## THE PROBLEM:
Can you write out all the lines word for word, with no pictures?
**** RECORD EXCERPTS ****
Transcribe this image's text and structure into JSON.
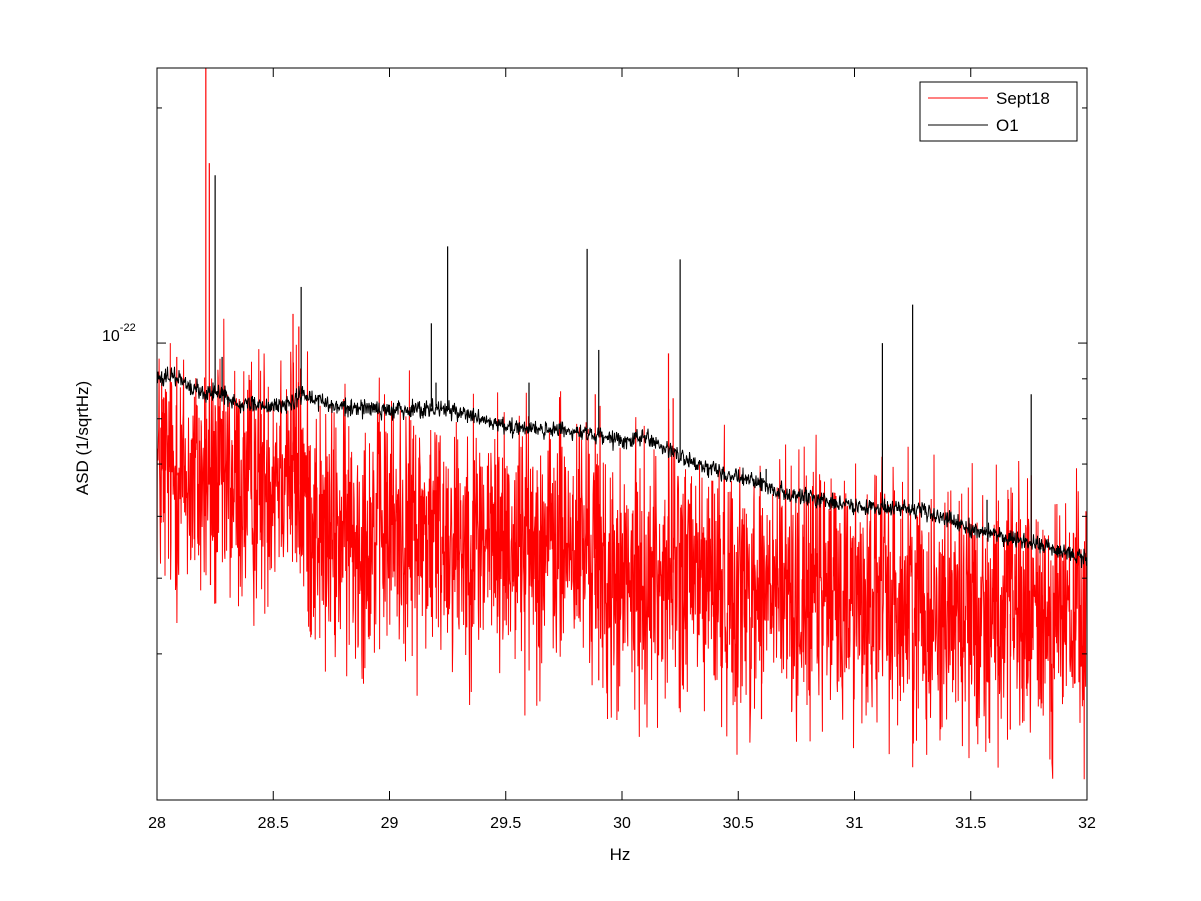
{
  "chart_data": {
    "type": "line",
    "xlabel": "Hz",
    "ylabel": "ASD (1/sqrtHz)",
    "xlim": [
      28,
      32
    ],
    "ylim": [
      2.6e-23,
      2.25e-22
    ],
    "yscale": "log",
    "grid": false,
    "legend_position": "top-right",
    "x_ticks": [
      28,
      28.5,
      29,
      29.5,
      30,
      30.5,
      31,
      31.5,
      32
    ],
    "x_tick_labels": [
      "28",
      "28.5",
      "29",
      "29.5",
      "30",
      "30.5",
      "31",
      "31.5",
      "32"
    ],
    "y_labeled_tick": {
      "base": "10",
      "exponent": "-22",
      "value": 1e-22
    },
    "y_minor_ticks": [
      4e-23,
      5e-23,
      6e-23,
      7e-23,
      8e-23,
      9e-23,
      2e-22
    ],
    "series": [
      {
        "name": "Sept18",
        "color": "#ff0000",
        "trend": [
          [
            28.0,
            6.9e-23
          ],
          [
            28.2,
            6.6e-23
          ],
          [
            28.4,
            6.5e-23
          ],
          [
            28.55,
            7.2e-23
          ],
          [
            28.72,
            5.6e-23
          ],
          [
            29.0,
            5.8e-23
          ],
          [
            29.5,
            5.6e-23
          ],
          [
            29.88,
            5.5e-23
          ],
          [
            29.95,
            4.8e-23
          ],
          [
            30.2,
            5.1e-23
          ],
          [
            30.5,
            4.85e-23
          ],
          [
            31.0,
            4.75e-23
          ],
          [
            31.5,
            4.55e-23
          ],
          [
            32.0,
            4.4e-23
          ]
        ],
        "peaks": [
          [
            28.02,
            8.9e-23
          ],
          [
            28.085,
            9.6e-23
          ],
          [
            28.21,
            2.25e-22
          ],
          [
            28.225,
            1.7e-22
          ],
          [
            28.585,
            1.09e-22
          ],
          [
            28.61,
            1.05e-22
          ],
          [
            29.885,
            8.6e-23
          ],
          [
            30.2,
            9.7e-23
          ],
          [
            30.22,
            8.5e-23
          ]
        ],
        "dips": [
          [
            28.23,
            4.9e-23
          ],
          [
            29.9,
            3.7e-23
          ],
          [
            30.6,
            3.3e-23
          ],
          [
            31.67,
            3.2e-23
          ]
        ]
      },
      {
        "name": "O1",
        "color": "#000000",
        "trend": [
          [
            28.0,
            9e-23
          ],
          [
            28.08,
            9.1e-23
          ],
          [
            28.15,
            8.7e-23
          ],
          [
            28.28,
            8.6e-23
          ],
          [
            28.35,
            8.4e-23
          ],
          [
            28.55,
            8.3e-23
          ],
          [
            28.62,
            8.6e-23
          ],
          [
            28.75,
            8.3e-23
          ],
          [
            29.0,
            8.2e-23
          ],
          [
            29.2,
            8.3e-23
          ],
          [
            29.5,
            7.8e-23
          ],
          [
            29.8,
            7.7e-23
          ],
          [
            30.0,
            7.5e-23
          ],
          [
            30.1,
            7.6e-23
          ],
          [
            30.3,
            7e-23
          ],
          [
            30.55,
            6.7e-23
          ],
          [
            30.7,
            6.4e-23
          ],
          [
            31.0,
            6.2e-23
          ],
          [
            31.3,
            6.1e-23
          ],
          [
            31.5,
            5.8e-23
          ],
          [
            31.8,
            5.5e-23
          ],
          [
            32.0,
            5.3e-23
          ]
        ],
        "peaks": [
          [
            28.02,
            9.2e-23
          ],
          [
            28.25,
            1.64e-22
          ],
          [
            28.28,
            9.6e-23
          ],
          [
            28.62,
            1.18e-22
          ],
          [
            29.18,
            1.06e-22
          ],
          [
            29.2,
            8.9e-23
          ],
          [
            29.25,
            1.33e-22
          ],
          [
            29.6,
            8.9e-23
          ],
          [
            29.85,
            1.32e-22
          ],
          [
            29.9,
            9.8e-23
          ],
          [
            30.25,
            1.28e-22
          ],
          [
            30.62,
            6.9e-23
          ],
          [
            31.12,
            1e-22
          ],
          [
            31.25,
            1.12e-22
          ],
          [
            31.57,
            6.3e-23
          ],
          [
            31.76,
            8.6e-23
          ]
        ]
      }
    ]
  }
}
****
## PROBLEM SOLUTION:
Transcribe this image's text and structure into JSON.
{
  "chart_data": {
    "type": "line",
    "xlabel": "Hz",
    "ylabel": "ASD (1/sqrtHz)",
    "xlim": [
      28,
      32
    ],
    "ylim": [
      2.6e-23,
      2.25e-22
    ],
    "yscale": "log",
    "grid": false,
    "legend_position": "top-right",
    "x_ticks": [
      28,
      28.5,
      29,
      29.5,
      30,
      30.5,
      31,
      31.5,
      32
    ],
    "x_tick_labels": [
      "28",
      "28.5",
      "29",
      "29.5",
      "30",
      "30.5",
      "31",
      "31.5",
      "32"
    ],
    "y_labeled_tick": {
      "base": "10",
      "exponent": "-22",
      "value": 1e-22
    },
    "y_minor_ticks": [
      4e-23,
      5e-23,
      6e-23,
      7e-23,
      8e-23,
      9e-23,
      2e-22
    ],
    "series": [
      {
        "name": "Sept18",
        "color": "#ff0000",
        "trend": [
          [
            28.0,
            6.9e-23
          ],
          [
            28.2,
            6.6e-23
          ],
          [
            28.4,
            6.5e-23
          ],
          [
            28.55,
            7.2e-23
          ],
          [
            28.72,
            5.6e-23
          ],
          [
            29.0,
            5.8e-23
          ],
          [
            29.5,
            5.6e-23
          ],
          [
            29.88,
            5.5e-23
          ],
          [
            29.95,
            4.8e-23
          ],
          [
            30.2,
            5.1e-23
          ],
          [
            30.5,
            4.85e-23
          ],
          [
            31.0,
            4.75e-23
          ],
          [
            31.5,
            4.55e-23
          ],
          [
            32.0,
            4.4e-23
          ]
        ],
        "peaks": [
          [
            28.02,
            8.9e-23
          ],
          [
            28.085,
            9.6e-23
          ],
          [
            28.21,
            2.25e-22
          ],
          [
            28.225,
            1.7e-22
          ],
          [
            28.585,
            1.09e-22
          ],
          [
            28.61,
            1.05e-22
          ],
          [
            29.885,
            8.6e-23
          ],
          [
            30.2,
            9.7e-23
          ],
          [
            30.22,
            8.5e-23
          ]
        ],
        "dips": [
          [
            28.23,
            4.9e-23
          ],
          [
            29.9,
            3.7e-23
          ],
          [
            30.6,
            3.3e-23
          ],
          [
            31.67,
            3.2e-23
          ]
        ]
      },
      {
        "name": "O1",
        "color": "#000000",
        "trend": [
          [
            28.0,
            9e-23
          ],
          [
            28.08,
            9.1e-23
          ],
          [
            28.15,
            8.7e-23
          ],
          [
            28.28,
            8.6e-23
          ],
          [
            28.35,
            8.4e-23
          ],
          [
            28.55,
            8.3e-23
          ],
          [
            28.62,
            8.6e-23
          ],
          [
            28.75,
            8.3e-23
          ],
          [
            29.0,
            8.2e-23
          ],
          [
            29.2,
            8.3e-23
          ],
          [
            29.5,
            7.8e-23
          ],
          [
            29.8,
            7.7e-23
          ],
          [
            30.0,
            7.5e-23
          ],
          [
            30.1,
            7.6e-23
          ],
          [
            30.3,
            7e-23
          ],
          [
            30.55,
            6.7e-23
          ],
          [
            30.7,
            6.4e-23
          ],
          [
            31.0,
            6.2e-23
          ],
          [
            31.3,
            6.1e-23
          ],
          [
            31.5,
            5.8e-23
          ],
          [
            31.8,
            5.5e-23
          ],
          [
            32.0,
            5.3e-23
          ]
        ],
        "peaks": [
          [
            28.02,
            9.2e-23
          ],
          [
            28.25,
            1.64e-22
          ],
          [
            28.28,
            9.6e-23
          ],
          [
            28.62,
            1.18e-22
          ],
          [
            29.18,
            1.06e-22
          ],
          [
            29.2,
            8.9e-23
          ],
          [
            29.25,
            1.33e-22
          ],
          [
            29.6,
            8.9e-23
          ],
          [
            29.85,
            1.32e-22
          ],
          [
            29.9,
            9.8e-23
          ],
          [
            30.25,
            1.28e-22
          ],
          [
            30.62,
            6.9e-23
          ],
          [
            31.12,
            1e-22
          ],
          [
            31.25,
            1.12e-22
          ],
          [
            31.57,
            6.3e-23
          ],
          [
            31.76,
            8.6e-23
          ]
        ]
      }
    ]
  }
}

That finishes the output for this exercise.